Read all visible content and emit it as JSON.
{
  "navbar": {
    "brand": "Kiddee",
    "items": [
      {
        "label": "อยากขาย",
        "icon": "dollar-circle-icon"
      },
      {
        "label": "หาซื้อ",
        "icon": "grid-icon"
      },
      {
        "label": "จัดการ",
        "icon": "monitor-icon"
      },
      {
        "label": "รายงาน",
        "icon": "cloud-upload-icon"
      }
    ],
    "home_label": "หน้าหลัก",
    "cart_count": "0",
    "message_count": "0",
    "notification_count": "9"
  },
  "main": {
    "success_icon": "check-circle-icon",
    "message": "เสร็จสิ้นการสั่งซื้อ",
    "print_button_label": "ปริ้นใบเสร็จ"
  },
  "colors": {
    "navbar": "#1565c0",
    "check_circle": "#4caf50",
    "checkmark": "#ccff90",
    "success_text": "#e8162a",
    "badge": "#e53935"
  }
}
+ + + +
» What you should do
Copy out the whole listing, exactly as written.

» Right answer
Read all visible content and emit it as JSON.
{
  "navbar": {
    "brand": "Kiddee",
    "items": [
      {
        "label": "อยากขาย",
        "icon": "dollar-circle-icon"
      },
      {
        "label": "หาซื้อ",
        "icon": "grid-icon"
      },
      {
        "label": "จัดการ",
        "icon": "monitor-icon"
      },
      {
        "label": "รายงาน",
        "icon": "cloud-upload-icon"
      }
    ],
    "home_label": "หน้าหลัก",
    "cart_count": "0",
    "message_count": "0",
    "notification_count": "9"
  },
  "main": {
    "success_icon": "check-circle-icon",
    "message": "เสร็จสิ้นการสั่งซื้อ",
    "print_button_label": "ปริ้นใบเสร็จ"
  },
  "colors": {
    "navbar": "#1565c0",
    "check_circle": "#4caf50",
    "checkmark": "#ccff90",
    "success_text": "#e8162a",
    "badge": "#e53935"
  }
}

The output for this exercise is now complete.